* What is asked *
Locate each line of the material that contains "Completed", then return it.

— Begin Excerpted records —

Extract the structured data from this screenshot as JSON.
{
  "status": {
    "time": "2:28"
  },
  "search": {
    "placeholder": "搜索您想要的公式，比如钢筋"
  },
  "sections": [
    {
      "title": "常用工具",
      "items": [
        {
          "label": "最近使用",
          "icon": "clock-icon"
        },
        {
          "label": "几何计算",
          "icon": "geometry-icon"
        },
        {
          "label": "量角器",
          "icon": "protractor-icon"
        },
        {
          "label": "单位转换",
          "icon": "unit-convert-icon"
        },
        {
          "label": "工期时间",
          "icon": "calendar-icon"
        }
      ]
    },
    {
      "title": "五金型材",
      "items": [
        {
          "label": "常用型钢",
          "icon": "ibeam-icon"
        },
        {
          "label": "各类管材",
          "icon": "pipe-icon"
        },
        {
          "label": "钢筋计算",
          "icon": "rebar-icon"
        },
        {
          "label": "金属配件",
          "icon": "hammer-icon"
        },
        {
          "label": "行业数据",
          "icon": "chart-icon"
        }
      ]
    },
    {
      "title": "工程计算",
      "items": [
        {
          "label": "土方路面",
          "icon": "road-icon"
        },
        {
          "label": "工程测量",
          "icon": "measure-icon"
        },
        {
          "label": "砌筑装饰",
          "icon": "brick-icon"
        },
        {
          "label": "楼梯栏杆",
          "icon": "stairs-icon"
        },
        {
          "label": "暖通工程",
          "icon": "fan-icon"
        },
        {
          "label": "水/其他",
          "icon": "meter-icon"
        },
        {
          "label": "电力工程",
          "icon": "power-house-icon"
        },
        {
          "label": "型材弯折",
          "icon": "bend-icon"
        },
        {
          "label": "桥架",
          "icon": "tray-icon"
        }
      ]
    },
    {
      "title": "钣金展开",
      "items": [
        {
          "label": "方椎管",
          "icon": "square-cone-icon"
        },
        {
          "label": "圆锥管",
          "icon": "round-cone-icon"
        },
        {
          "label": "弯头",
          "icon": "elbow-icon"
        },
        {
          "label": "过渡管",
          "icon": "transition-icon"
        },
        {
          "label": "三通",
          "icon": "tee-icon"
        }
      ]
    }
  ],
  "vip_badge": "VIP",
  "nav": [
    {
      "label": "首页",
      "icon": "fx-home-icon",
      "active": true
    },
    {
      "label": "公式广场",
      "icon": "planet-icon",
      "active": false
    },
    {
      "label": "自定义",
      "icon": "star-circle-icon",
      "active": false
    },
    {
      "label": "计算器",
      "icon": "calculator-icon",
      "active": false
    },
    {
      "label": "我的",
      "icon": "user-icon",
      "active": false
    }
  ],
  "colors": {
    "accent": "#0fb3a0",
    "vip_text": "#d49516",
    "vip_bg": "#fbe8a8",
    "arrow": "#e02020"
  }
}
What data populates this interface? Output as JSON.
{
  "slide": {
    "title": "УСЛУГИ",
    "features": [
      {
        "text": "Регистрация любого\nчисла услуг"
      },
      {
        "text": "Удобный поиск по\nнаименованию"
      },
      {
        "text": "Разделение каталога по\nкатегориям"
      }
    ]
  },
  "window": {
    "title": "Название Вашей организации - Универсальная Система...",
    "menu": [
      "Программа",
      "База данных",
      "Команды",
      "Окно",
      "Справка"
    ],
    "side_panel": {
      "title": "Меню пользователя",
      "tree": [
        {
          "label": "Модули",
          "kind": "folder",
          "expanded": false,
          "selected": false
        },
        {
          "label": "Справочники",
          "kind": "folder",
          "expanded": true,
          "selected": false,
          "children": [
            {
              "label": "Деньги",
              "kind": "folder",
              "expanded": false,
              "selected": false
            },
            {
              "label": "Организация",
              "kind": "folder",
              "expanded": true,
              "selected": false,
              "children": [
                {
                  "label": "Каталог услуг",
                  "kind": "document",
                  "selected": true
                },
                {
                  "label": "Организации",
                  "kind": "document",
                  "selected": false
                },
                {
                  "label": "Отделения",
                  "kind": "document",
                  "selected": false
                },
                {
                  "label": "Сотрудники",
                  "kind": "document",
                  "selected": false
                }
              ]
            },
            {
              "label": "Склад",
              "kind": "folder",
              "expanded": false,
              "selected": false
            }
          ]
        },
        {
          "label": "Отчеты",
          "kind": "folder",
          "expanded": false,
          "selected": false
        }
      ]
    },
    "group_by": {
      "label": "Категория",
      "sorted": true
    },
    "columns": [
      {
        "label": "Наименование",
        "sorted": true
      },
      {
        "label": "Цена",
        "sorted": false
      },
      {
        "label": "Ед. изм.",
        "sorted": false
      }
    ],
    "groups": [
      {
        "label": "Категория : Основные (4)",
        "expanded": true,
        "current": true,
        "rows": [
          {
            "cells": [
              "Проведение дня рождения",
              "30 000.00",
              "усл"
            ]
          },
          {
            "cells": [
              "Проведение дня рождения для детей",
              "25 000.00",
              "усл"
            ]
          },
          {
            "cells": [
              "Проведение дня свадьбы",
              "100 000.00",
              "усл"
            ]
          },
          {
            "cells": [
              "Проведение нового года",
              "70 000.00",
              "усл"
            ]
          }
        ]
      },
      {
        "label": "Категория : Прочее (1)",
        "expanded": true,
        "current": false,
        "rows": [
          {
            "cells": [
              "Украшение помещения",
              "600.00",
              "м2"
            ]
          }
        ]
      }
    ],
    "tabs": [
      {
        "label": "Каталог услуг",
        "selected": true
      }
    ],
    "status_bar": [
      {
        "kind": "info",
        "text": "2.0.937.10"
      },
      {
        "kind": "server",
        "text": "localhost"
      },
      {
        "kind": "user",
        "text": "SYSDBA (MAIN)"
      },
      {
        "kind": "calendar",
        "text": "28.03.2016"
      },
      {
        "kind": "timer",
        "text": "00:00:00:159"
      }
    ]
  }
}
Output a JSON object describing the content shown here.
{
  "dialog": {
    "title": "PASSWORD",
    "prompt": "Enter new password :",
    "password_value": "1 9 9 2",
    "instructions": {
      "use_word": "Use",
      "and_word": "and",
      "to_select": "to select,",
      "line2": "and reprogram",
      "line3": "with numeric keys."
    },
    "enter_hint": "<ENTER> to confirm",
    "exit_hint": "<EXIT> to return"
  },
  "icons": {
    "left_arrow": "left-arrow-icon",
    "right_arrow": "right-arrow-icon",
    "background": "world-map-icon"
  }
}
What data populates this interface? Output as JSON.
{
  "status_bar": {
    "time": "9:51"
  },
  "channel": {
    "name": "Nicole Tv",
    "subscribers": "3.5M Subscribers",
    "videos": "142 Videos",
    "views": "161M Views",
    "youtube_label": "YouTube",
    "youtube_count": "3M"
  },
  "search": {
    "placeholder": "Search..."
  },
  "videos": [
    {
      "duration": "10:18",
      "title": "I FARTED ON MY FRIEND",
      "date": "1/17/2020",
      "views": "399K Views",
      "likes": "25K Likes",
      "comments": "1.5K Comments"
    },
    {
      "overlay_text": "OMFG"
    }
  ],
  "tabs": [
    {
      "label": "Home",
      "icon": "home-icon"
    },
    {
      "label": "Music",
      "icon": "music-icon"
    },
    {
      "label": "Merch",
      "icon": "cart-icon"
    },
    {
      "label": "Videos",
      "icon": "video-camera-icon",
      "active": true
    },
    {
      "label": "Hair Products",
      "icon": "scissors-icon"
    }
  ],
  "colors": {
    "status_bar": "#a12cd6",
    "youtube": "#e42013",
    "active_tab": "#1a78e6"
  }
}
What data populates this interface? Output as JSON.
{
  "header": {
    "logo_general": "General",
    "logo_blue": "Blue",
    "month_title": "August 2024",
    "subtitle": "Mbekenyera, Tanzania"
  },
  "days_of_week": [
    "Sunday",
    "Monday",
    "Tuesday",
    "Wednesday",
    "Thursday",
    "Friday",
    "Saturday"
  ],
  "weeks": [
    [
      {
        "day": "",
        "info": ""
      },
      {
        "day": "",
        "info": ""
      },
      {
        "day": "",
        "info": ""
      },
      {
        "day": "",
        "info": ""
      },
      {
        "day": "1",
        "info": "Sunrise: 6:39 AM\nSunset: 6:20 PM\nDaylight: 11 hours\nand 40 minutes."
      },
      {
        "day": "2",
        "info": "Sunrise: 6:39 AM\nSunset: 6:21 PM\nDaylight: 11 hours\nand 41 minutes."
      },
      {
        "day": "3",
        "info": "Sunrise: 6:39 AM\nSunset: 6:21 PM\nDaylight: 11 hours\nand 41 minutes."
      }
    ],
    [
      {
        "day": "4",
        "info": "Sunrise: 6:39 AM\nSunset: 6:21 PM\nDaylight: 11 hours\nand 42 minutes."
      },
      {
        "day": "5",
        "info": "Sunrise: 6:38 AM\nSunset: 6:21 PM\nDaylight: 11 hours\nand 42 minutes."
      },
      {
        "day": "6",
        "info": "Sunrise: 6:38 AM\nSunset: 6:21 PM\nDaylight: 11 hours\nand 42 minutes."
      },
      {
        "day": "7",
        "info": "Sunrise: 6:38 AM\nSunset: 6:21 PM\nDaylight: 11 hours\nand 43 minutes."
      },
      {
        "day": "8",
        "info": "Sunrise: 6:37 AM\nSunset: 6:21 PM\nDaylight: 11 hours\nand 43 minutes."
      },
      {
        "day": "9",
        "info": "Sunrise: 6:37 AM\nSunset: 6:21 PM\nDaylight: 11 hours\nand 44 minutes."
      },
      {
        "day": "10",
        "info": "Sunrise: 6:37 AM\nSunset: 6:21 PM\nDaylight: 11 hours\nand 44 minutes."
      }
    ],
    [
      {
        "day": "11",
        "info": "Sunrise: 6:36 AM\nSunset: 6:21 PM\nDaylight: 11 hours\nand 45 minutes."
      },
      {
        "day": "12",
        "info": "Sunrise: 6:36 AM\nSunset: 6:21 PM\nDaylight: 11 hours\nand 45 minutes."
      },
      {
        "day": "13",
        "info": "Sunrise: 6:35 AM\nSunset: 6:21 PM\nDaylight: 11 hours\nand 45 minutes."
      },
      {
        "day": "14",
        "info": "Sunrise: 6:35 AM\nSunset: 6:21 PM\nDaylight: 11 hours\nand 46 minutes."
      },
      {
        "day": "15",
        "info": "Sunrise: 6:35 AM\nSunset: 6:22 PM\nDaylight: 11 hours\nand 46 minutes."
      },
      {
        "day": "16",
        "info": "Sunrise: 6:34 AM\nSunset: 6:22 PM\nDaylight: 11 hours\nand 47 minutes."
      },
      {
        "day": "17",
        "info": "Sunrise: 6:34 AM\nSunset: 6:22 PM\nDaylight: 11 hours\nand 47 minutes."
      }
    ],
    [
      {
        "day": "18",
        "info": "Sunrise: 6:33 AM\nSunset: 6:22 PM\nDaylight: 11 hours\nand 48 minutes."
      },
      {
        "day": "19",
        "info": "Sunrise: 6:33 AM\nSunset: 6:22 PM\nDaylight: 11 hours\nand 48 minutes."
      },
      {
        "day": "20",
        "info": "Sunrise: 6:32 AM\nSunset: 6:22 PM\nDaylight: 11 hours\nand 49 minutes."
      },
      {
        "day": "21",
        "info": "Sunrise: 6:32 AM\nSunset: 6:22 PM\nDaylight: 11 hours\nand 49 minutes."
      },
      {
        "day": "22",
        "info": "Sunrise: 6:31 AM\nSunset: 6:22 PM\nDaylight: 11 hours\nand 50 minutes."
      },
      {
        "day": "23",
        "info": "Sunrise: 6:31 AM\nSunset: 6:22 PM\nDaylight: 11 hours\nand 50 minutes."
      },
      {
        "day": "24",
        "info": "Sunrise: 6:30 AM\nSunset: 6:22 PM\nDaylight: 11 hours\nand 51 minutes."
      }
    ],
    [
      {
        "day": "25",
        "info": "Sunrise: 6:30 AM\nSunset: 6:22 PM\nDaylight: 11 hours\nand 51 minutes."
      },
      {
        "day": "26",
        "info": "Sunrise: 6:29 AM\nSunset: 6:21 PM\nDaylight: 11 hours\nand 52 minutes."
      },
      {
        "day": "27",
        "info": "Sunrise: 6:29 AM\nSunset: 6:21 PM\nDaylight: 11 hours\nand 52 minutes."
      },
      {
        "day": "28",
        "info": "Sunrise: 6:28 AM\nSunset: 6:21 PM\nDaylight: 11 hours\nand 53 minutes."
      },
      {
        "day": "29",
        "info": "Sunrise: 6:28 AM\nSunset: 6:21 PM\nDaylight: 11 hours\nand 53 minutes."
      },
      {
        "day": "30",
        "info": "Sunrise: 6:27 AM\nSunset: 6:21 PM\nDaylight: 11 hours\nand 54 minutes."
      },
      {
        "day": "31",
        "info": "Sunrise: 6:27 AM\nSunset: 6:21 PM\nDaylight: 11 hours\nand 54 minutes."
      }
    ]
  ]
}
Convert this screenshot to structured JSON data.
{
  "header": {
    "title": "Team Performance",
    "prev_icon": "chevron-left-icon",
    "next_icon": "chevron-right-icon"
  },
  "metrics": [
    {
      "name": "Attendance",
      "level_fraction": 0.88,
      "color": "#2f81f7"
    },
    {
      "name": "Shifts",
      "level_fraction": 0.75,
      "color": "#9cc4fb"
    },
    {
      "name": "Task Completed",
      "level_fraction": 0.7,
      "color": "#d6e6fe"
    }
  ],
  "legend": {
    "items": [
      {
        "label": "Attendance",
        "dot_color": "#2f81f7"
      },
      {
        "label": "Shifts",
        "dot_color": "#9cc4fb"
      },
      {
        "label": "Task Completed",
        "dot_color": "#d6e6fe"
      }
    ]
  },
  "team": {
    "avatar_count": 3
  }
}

— End Excerpted records —

* Exercise response *
      "name": "Task Completed",
        "label": "Task Completed",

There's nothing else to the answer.